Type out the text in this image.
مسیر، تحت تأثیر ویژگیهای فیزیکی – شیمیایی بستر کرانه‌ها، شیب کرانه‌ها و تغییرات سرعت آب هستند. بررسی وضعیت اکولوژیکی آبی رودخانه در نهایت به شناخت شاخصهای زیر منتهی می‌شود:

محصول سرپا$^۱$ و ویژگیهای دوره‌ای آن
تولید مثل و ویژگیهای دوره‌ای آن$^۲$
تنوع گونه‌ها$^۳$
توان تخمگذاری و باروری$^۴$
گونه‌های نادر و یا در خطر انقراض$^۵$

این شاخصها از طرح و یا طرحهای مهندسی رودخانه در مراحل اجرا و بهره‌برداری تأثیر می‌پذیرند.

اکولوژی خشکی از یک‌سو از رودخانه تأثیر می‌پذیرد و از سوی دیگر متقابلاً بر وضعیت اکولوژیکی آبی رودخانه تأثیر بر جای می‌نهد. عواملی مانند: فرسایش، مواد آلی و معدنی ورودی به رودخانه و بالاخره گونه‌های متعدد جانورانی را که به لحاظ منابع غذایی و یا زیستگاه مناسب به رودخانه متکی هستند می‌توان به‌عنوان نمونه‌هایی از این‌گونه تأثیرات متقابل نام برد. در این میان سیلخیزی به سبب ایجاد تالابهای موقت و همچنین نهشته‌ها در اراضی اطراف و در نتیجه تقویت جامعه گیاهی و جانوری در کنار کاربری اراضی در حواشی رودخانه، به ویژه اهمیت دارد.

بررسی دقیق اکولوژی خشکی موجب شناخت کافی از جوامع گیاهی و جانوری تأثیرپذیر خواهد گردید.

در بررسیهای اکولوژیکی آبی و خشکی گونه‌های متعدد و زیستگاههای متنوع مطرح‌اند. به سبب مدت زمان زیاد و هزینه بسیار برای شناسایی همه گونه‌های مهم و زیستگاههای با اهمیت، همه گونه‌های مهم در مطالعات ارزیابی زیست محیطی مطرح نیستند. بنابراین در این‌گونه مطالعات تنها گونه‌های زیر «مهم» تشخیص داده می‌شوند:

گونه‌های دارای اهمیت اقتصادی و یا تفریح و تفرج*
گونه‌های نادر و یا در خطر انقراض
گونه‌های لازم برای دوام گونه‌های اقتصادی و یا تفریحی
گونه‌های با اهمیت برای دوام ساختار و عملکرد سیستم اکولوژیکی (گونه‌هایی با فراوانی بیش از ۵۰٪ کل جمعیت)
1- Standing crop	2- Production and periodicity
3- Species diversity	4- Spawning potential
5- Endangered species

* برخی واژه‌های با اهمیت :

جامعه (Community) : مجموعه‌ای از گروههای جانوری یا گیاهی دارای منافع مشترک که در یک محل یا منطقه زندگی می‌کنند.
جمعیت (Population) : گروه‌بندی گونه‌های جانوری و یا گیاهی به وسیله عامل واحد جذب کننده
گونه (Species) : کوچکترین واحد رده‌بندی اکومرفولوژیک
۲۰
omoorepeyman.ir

══════════

(What is required):
Copy every line above that holds the word "نادر".

(Answer below):
گونه‌های نادر و یا در خطر انقراض$^۵$
گونه‌های نادر و یا در خطر انقراض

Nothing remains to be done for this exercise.